● REQUIRED TASK: Transcribe all the entries word for word, omitting any pictures they contain.

Data excerpts:
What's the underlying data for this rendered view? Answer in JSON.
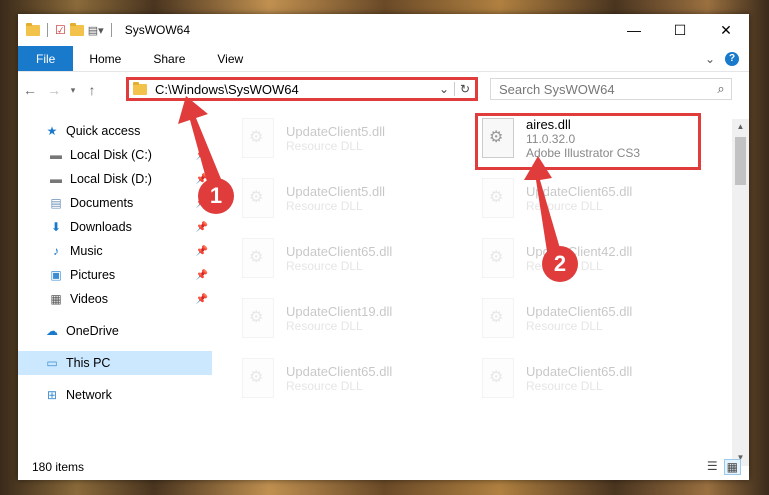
{
  "window": {
    "title": "SysWOW64",
    "controls": {
      "minimize": "—",
      "maximize": "☐",
      "close": "✕"
    }
  },
  "ribbon": {
    "tabs": [
      "File",
      "Home",
      "Share",
      "View"
    ]
  },
  "address": {
    "path": "C:\\Windows\\SysWOW64",
    "search_placeholder": "Search SysWOW64"
  },
  "nav": {
    "items": [
      {
        "label": "Quick access",
        "icon": "star-icon"
      },
      {
        "label": "Local Disk (C:)",
        "icon": "drive-icon"
      },
      {
        "label": "Local Disk (D:)",
        "icon": "drive-icon"
      },
      {
        "label": "Documents",
        "icon": "documents-icon"
      },
      {
        "label": "Downloads",
        "icon": "downloads-icon"
      },
      {
        "label": "Music",
        "icon": "music-icon"
      },
      {
        "label": "Pictures",
        "icon": "pictures-icon"
      },
      {
        "label": "Videos",
        "icon": "videos-icon"
      },
      {
        "label": "OneDrive",
        "icon": "cloud-icon"
      },
      {
        "label": "This PC",
        "icon": "computer-icon"
      },
      {
        "label": "Network",
        "icon": "network-icon"
      }
    ]
  },
  "files": {
    "left": [
      {
        "name": "UpdateClient5.dll",
        "type": "Resource DLL"
      },
      {
        "name": "UpdateClient5.dll",
        "type": "Resource DLL"
      },
      {
        "name": "UpdateClient65.dll",
        "type": "Resource DLL"
      },
      {
        "name": "UpdateClient19.dll",
        "type": "Resource DLL"
      },
      {
        "name": "UpdateClient65.dll",
        "type": "Resource DLL"
      }
    ],
    "right": [
      {
        "name": "aires.dll",
        "version": "11.0.32.0",
        "product": "Adobe Illustrator CS3"
      },
      {
        "name": "UpdateClient65.dll",
        "type": "Resource DLL"
      },
      {
        "name": "UpdateClient42.dll",
        "type": "Resource DLL"
      },
      {
        "name": "UpdateClient65.dll",
        "type": "Resource DLL"
      },
      {
        "name": "UpdateClient65.dll",
        "type": "Resource DLL"
      }
    ]
  },
  "status": {
    "count": "180 items"
  },
  "annotations": {
    "step1": "1",
    "step2": "2"
  },
  "colors": {
    "accent": "#1979ca",
    "highlight": "#e03c3c",
    "selected": "#cce8ff"
  }
}
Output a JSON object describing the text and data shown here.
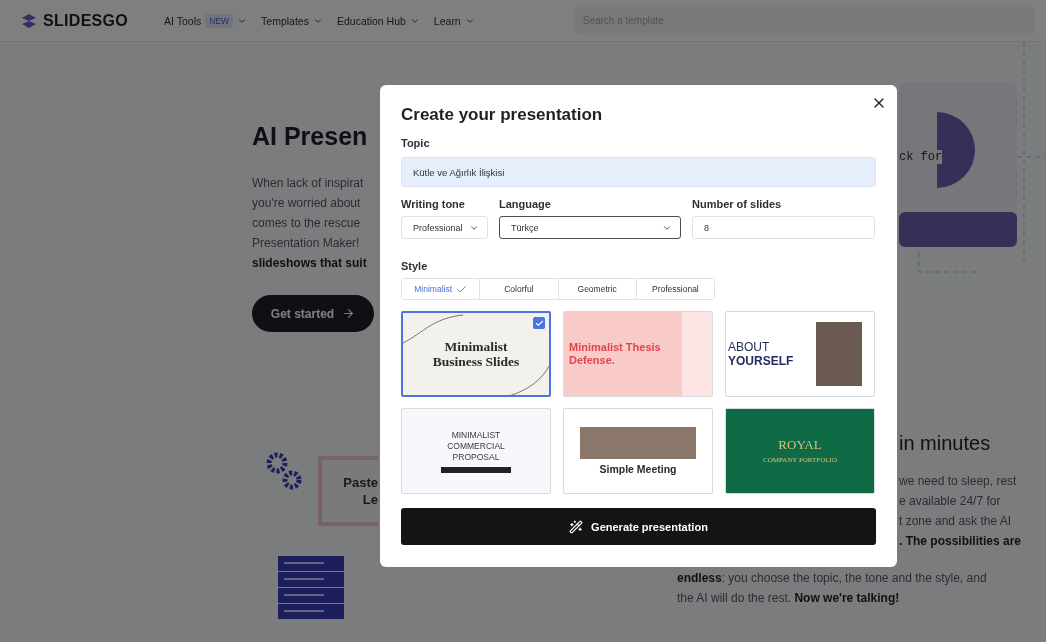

● SOLUTION:
What's the underlying data for this rendered view? Answer in JSON.
{
  "window": {
    "title": "SysWOW64",
    "controls": {
      "minimize": "—",
      "maximize": "☐",
      "close": "✕"
    }
  },
  "ribbon": {
    "tabs": [
      "File",
      "Home",
      "Share",
      "View"
    ]
  },
  "address": {
    "path": "C:\\Windows\\SysWOW64",
    "search_placeholder": "Search SysWOW64"
  },
  "nav": {
    "items": [
      {
        "label": "Quick access",
        "icon": "star-icon"
      },
      {
        "label": "Local Disk (C:)",
        "icon": "drive-icon"
      },
      {
        "label": "Local Disk (D:)",
        "icon": "drive-icon"
      },
      {
        "label": "Documents",
        "icon": "documents-icon"
      },
      {
        "label": "Downloads",
        "icon": "downloads-icon"
      },
      {
        "label": "Music",
        "icon": "music-icon"
      },
      {
        "label": "Pictures",
        "icon": "pictures-icon"
      },
      {
        "label": "Videos",
        "icon": "videos-icon"
      },
      {
        "label": "OneDrive",
        "icon": "cloud-icon"
      },
      {
        "label": "This PC",
        "icon": "computer-icon"
      },
      {
        "label": "Network",
        "icon": "network-icon"
      }
    ]
  },
  "files": {
    "left": [
      {
        "name": "UpdateClient5.dll",
        "type": "Resource DLL"
      },
      {
        "name": "UpdateClient5.dll",
        "type": "Resource DLL"
      },
      {
        "name": "UpdateClient65.dll",
        "type": "Resource DLL"
      },
      {
        "name": "UpdateClient19.dll",
        "type": "Resource DLL"
      },
      {
        "name": "UpdateClient65.dll",
        "type": "Resource DLL"
      }
    ],
    "right": [
      {
        "name": "aires.dll",
        "version": "11.0.32.0",
        "product": "Adobe Illustrator CS3"
      },
      {
        "name": "UpdateClient65.dll",
        "type": "Resource DLL"
      },
      {
        "name": "UpdateClient42.dll",
        "type": "Resource DLL"
      },
      {
        "name": "UpdateClient65.dll",
        "type": "Resource DLL"
      },
      {
        "name": "UpdateClient65.dll",
        "type": "Resource DLL"
      }
    ]
  },
  "status": {
    "count": "180 items"
  },
  "annotations": {
    "step1": "1",
    "step2": "2"
  },
  "colors": {
    "accent": "#1979ca",
    "highlight": "#e03c3c",
    "selected": "#cce8ff"
  }
}
Output a JSON object describing the text and data shown here.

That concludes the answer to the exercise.